__Description of the task__
In the entries below, identify every line with the string "qrcode" and copy it.

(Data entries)
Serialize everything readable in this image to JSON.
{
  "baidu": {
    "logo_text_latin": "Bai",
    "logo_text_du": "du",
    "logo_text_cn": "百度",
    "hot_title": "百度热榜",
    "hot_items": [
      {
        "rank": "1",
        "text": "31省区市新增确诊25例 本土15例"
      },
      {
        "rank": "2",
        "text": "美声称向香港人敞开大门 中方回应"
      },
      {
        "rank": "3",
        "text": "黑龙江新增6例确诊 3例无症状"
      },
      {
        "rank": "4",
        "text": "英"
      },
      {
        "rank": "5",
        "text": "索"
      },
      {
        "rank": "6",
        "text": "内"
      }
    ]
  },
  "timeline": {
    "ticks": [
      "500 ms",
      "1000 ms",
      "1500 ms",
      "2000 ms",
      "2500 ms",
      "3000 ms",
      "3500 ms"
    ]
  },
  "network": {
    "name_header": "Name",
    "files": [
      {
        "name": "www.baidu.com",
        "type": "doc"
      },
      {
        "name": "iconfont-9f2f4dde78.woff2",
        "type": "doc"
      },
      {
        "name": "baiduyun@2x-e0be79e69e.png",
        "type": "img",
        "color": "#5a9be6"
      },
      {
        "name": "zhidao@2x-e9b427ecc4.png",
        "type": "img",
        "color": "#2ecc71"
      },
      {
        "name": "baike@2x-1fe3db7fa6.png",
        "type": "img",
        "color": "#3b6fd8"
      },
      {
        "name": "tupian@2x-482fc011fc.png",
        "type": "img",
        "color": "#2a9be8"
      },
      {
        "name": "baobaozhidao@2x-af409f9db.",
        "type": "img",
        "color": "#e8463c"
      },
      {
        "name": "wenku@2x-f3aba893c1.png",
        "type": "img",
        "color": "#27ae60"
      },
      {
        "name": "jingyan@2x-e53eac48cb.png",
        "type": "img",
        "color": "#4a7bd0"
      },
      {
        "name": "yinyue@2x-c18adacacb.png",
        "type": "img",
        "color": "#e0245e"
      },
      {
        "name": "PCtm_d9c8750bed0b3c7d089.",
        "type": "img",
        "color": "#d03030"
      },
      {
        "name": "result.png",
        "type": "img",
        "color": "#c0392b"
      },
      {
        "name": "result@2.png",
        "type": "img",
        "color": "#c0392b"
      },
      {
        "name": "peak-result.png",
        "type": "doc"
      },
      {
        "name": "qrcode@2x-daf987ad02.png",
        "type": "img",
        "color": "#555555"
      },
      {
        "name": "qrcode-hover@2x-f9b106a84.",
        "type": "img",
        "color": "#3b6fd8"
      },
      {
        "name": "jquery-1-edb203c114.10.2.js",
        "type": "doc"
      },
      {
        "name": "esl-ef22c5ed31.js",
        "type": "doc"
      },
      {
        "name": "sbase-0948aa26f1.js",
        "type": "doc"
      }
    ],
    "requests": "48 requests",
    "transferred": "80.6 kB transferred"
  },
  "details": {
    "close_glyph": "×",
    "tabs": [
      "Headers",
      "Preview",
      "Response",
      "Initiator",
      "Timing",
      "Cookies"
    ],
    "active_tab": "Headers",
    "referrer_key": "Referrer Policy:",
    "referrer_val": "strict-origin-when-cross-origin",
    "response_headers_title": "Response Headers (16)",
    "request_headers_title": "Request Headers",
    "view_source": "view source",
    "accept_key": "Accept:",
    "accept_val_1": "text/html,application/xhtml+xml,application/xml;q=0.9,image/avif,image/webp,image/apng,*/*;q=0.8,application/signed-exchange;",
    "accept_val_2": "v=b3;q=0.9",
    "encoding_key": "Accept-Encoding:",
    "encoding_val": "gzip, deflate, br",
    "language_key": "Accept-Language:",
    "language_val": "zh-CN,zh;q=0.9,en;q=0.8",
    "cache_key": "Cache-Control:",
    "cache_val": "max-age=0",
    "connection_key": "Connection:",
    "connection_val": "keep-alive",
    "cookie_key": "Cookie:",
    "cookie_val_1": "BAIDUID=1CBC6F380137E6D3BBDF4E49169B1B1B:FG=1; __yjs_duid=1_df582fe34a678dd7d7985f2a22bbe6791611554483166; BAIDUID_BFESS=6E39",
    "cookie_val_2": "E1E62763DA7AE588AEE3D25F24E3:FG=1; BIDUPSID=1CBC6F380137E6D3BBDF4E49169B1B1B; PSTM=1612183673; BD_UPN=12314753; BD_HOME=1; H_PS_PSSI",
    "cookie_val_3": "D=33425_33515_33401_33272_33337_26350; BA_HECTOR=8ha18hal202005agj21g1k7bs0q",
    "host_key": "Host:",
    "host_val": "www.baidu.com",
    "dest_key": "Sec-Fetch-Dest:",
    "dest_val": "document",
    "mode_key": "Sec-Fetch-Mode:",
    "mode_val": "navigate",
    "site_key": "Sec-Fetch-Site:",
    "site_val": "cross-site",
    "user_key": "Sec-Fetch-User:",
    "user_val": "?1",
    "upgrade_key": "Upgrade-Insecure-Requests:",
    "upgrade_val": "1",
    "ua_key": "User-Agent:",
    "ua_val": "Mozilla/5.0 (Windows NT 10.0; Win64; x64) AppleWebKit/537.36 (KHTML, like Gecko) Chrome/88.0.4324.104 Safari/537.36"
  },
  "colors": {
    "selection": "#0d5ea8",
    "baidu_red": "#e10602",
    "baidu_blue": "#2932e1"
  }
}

__Written response__
        "name": "qrcode@2x-daf987ad02.png",
        "name": "qrcode-hover@2x-f9b106a84.",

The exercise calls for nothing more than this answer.